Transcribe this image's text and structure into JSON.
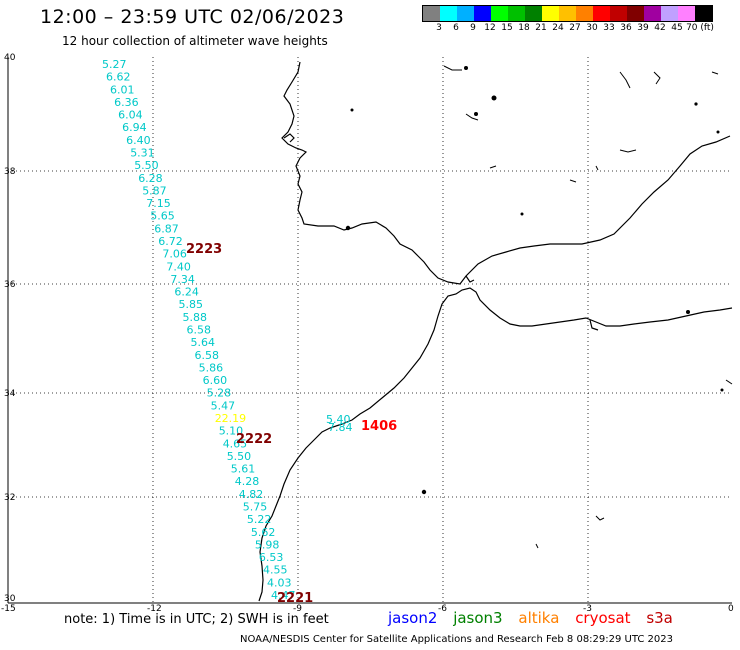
{
  "header": {
    "title": "12:00 – 23:59 UTC 02/06/2023",
    "subtitle": "12 hour collection of altimeter wave heights"
  },
  "color_scale": {
    "labels": [
      "3",
      "6",
      "9",
      "12",
      "15",
      "18",
      "21",
      "24",
      "27",
      "30",
      "33",
      "36",
      "39",
      "42",
      "45",
      "70 (ft)"
    ],
    "colors": [
      "#808080",
      "#00ffff",
      "#00b0ff",
      "#0000ff",
      "#00ff00",
      "#00c000",
      "#008000",
      "#ffff00",
      "#ffc000",
      "#ff8000",
      "#ff0000",
      "#c00000",
      "#800000",
      "#a000a0",
      "#c0a0ff",
      "#ff80ff",
      "#000000"
    ]
  },
  "axes": {
    "lat_labels": [
      "40",
      "38",
      "36",
      "34",
      "32",
      "30"
    ],
    "lon_labels": [
      "-15",
      "-12",
      "-9",
      "-6",
      "-3",
      "0"
    ]
  },
  "track_values": [
    "5.27",
    "6.62",
    "6.01",
    "6.36",
    "6.04",
    "6.94",
    "6.40",
    "5.31",
    "5.50",
    "6.28",
    "5.87",
    "7.15",
    "5.65",
    "6.87",
    "6.72",
    "7.06",
    "7.40",
    "7.34",
    "6.24",
    "5.85",
    "5.88",
    "6.58",
    "5.64",
    "6.58",
    "5.86",
    "6.60",
    "5.28",
    "5.47",
    "22.19",
    "5.10",
    "4.65",
    "5.50",
    "5.61",
    "4.28",
    "4.82",
    "5.75",
    "5.22",
    "5.62",
    "5.98",
    "6.53",
    "4.55",
    "4.03",
    "4.47"
  ],
  "track_colors": {
    "normal": "#00c8c8",
    "high": "#ffff00"
  },
  "extra_values": [
    "5.40",
    "7.84"
  ],
  "pass_labels": [
    {
      "text": "2223",
      "color": "#800000"
    },
    {
      "text": "2222",
      "color": "#800000"
    },
    {
      "text": "2221",
      "color": "#800000"
    },
    {
      "text": "1406",
      "color": "#ff0000"
    }
  ],
  "note": "note:  1) Time is in UTC;  2) SWH is in feet",
  "satellites": [
    {
      "name": "jason2",
      "color": "#0000ff"
    },
    {
      "name": "jason3",
      "color": "#008000"
    },
    {
      "name": "altika",
      "color": "#ff8000"
    },
    {
      "name": "cryosat",
      "color": "#ff0000"
    },
    {
      "name": "s3a",
      "color": "#c00000"
    }
  ],
  "footer": "NOAA/NESDIS Center for Satellite Applications and Research    Feb  8 08:29:29 UTC 2023"
}
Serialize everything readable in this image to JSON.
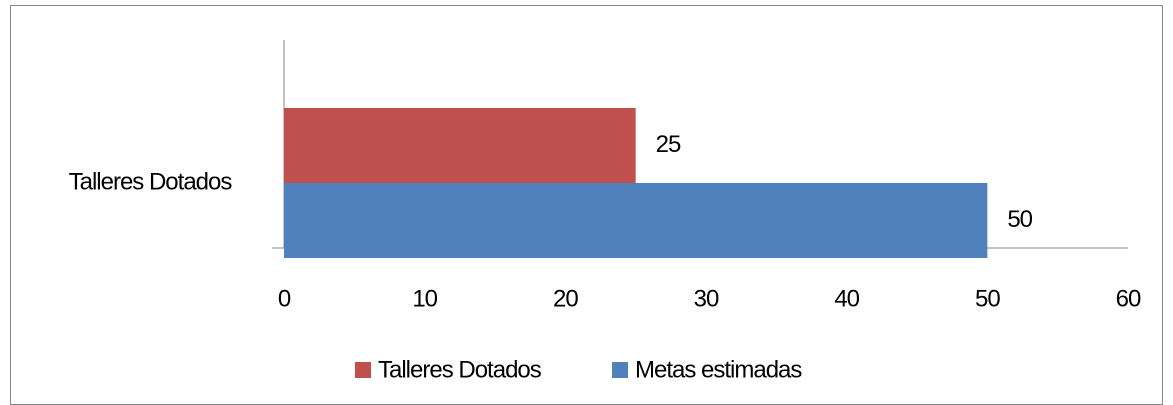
{
  "chart_data": {
    "type": "bar",
    "orientation": "horizontal",
    "categories": [
      "Talleres Dotados"
    ],
    "series": [
      {
        "name": "Talleres Dotados",
        "color": "#c0504d",
        "values": [
          25
        ]
      },
      {
        "name": "Metas estimadas",
        "color": "#4f81bd",
        "values": [
          50
        ]
      }
    ],
    "xlim": [
      0,
      60
    ],
    "xticks": [
      0,
      10,
      20,
      30,
      40,
      50,
      60
    ],
    "grid": false,
    "data_labels": true,
    "legend": "bottom"
  }
}
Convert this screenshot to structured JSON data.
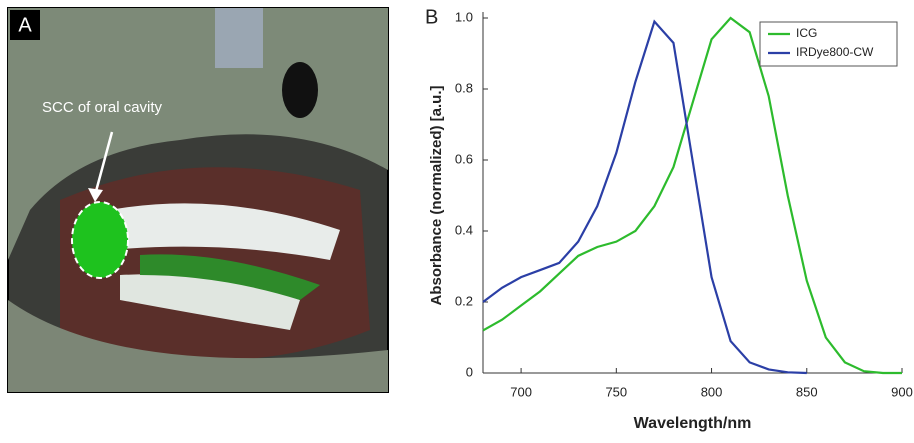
{
  "photo_panel": {
    "label": "A",
    "annotation": "SCC of oral cavity"
  },
  "chart_data": {
    "type": "line",
    "panel_label": "B",
    "x_label": "Wavelength/nm",
    "y_label": "Absorbance (normalized) [a.u.]",
    "x": [
      680,
      690,
      700,
      710,
      720,
      730,
      740,
      750,
      760,
      770,
      780,
      790,
      800,
      810,
      820,
      830,
      840,
      850,
      860,
      870,
      880,
      890,
      900
    ],
    "series": [
      {
        "name": "ICG",
        "color": "#2dbb2d",
        "values": [
          0.12,
          0.15,
          0.19,
          0.23,
          0.28,
          0.33,
          0.355,
          0.37,
          0.4,
          0.47,
          0.58,
          0.76,
          0.94,
          1.0,
          0.96,
          0.78,
          0.5,
          0.26,
          0.1,
          0.03,
          0.005,
          0,
          0
        ]
      },
      {
        "name": "IRDye800-CW",
        "color": "#2b3fa6",
        "values": [
          0.2,
          0.24,
          0.27,
          0.29,
          0.31,
          0.37,
          0.47,
          0.62,
          0.82,
          0.99,
          0.93,
          0.6,
          0.27,
          0.09,
          0.03,
          0.01,
          0.002,
          0,
          null,
          null,
          null,
          null,
          null
        ]
      }
    ],
    "xlim": [
      680,
      900
    ],
    "ylim": [
      0,
      1
    ],
    "xticks": [
      700,
      750,
      800,
      850,
      900
    ],
    "yticks": [
      0,
      0.2,
      0.4,
      0.6,
      0.8,
      {
        "value": 1,
        "label": "1.0"
      }
    ],
    "grid": false,
    "legend": "upper right"
  }
}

Do this: Would you set down the listing exactly, omitting pictures?

Response to the task:
Transcribe this image's text and structure into JSON.
{
  "header": {
    "title": "12:00 – 23:59 UTC 02/06/2023",
    "subtitle": "12 hour collection of altimeter wave heights"
  },
  "color_scale": {
    "labels": [
      "3",
      "6",
      "9",
      "12",
      "15",
      "18",
      "21",
      "24",
      "27",
      "30",
      "33",
      "36",
      "39",
      "42",
      "45",
      "70 (ft)"
    ],
    "colors": [
      "#808080",
      "#00ffff",
      "#00b0ff",
      "#0000ff",
      "#00ff00",
      "#00c000",
      "#008000",
      "#ffff00",
      "#ffc000",
      "#ff8000",
      "#ff0000",
      "#c00000",
      "#800000",
      "#a000a0",
      "#c0a0ff",
      "#ff80ff",
      "#000000"
    ]
  },
  "axes": {
    "lat_labels": [
      "40",
      "38",
      "36",
      "34",
      "32",
      "30"
    ],
    "lon_labels": [
      "-15",
      "-12",
      "-9",
      "-6",
      "-3",
      "0"
    ]
  },
  "track_values": [
    "5.27",
    "6.62",
    "6.01",
    "6.36",
    "6.04",
    "6.94",
    "6.40",
    "5.31",
    "5.50",
    "6.28",
    "5.87",
    "7.15",
    "5.65",
    "6.87",
    "6.72",
    "7.06",
    "7.40",
    "7.34",
    "6.24",
    "5.85",
    "5.88",
    "6.58",
    "5.64",
    "6.58",
    "5.86",
    "6.60",
    "5.28",
    "5.47",
    "22.19",
    "5.10",
    "4.65",
    "5.50",
    "5.61",
    "4.28",
    "4.82",
    "5.75",
    "5.22",
    "5.62",
    "5.98",
    "6.53",
    "4.55",
    "4.03",
    "4.47"
  ],
  "track_colors": {
    "normal": "#00c8c8",
    "high": "#ffff00"
  },
  "extra_values": [
    "5.40",
    "7.84"
  ],
  "pass_labels": [
    {
      "text": "2223",
      "color": "#800000"
    },
    {
      "text": "2222",
      "color": "#800000"
    },
    {
      "text": "2221",
      "color": "#800000"
    },
    {
      "text": "1406",
      "color": "#ff0000"
    }
  ],
  "note": "note:  1) Time is in UTC;  2) SWH is in feet",
  "satellites": [
    {
      "name": "jason2",
      "color": "#0000ff"
    },
    {
      "name": "jason3",
      "color": "#008000"
    },
    {
      "name": "altika",
      "color": "#ff8000"
    },
    {
      "name": "cryosat",
      "color": "#ff0000"
    },
    {
      "name": "s3a",
      "color": "#c00000"
    }
  ],
  "footer": "NOAA/NESDIS Center for Satellite Applications and Research    Feb  8 08:29:29 UTC 2023"
}
Serialize everything readable in this image to JSON.
{
  "chart_data": {
    "type": "bar",
    "orientation": "horizontal",
    "categories": [
      "Talleres Dotados"
    ],
    "series": [
      {
        "name": "Talleres Dotados",
        "color": "#c0504d",
        "values": [
          25
        ]
      },
      {
        "name": "Metas estimadas",
        "color": "#4f81bd",
        "values": [
          50
        ]
      }
    ],
    "xlim": [
      0,
      60
    ],
    "xticks": [
      0,
      10,
      20,
      30,
      40,
      50,
      60
    ],
    "grid": false,
    "data_labels": true,
    "legend": "bottom"
  }
}
Convert this screenshot to structured JSON data.
{
  "photo_panel": {
    "label": "A",
    "annotation": "SCC of oral cavity"
  },
  "chart_data": {
    "type": "line",
    "panel_label": "B",
    "x_label": "Wavelength/nm",
    "y_label": "Absorbance (normalized) [a.u.]",
    "x": [
      680,
      690,
      700,
      710,
      720,
      730,
      740,
      750,
      760,
      770,
      780,
      790,
      800,
      810,
      820,
      830,
      840,
      850,
      860,
      870,
      880,
      890,
      900
    ],
    "series": [
      {
        "name": "ICG",
        "color": "#2dbb2d",
        "values": [
          0.12,
          0.15,
          0.19,
          0.23,
          0.28,
          0.33,
          0.355,
          0.37,
          0.4,
          0.47,
          0.58,
          0.76,
          0.94,
          1.0,
          0.96,
          0.78,
          0.5,
          0.26,
          0.1,
          0.03,
          0.005,
          0,
          0
        ]
      },
      {
        "name": "IRDye800-CW",
        "color": "#2b3fa6",
        "values": [
          0.2,
          0.24,
          0.27,
          0.29,
          0.31,
          0.37,
          0.47,
          0.62,
          0.82,
          0.99,
          0.93,
          0.6,
          0.27,
          0.09,
          0.03,
          0.01,
          0.002,
          0,
          null,
          null,
          null,
          null,
          null
        ]
      }
    ],
    "xlim": [
      680,
      900
    ],
    "ylim": [
      0,
      1
    ],
    "xticks": [
      700,
      750,
      800,
      850,
      900
    ],
    "yticks": [
      0,
      0.2,
      0.4,
      0.6,
      0.8,
      {
        "value": 1,
        "label": "1.0"
      }
    ],
    "grid": false,
    "legend": "upper right"
  }
}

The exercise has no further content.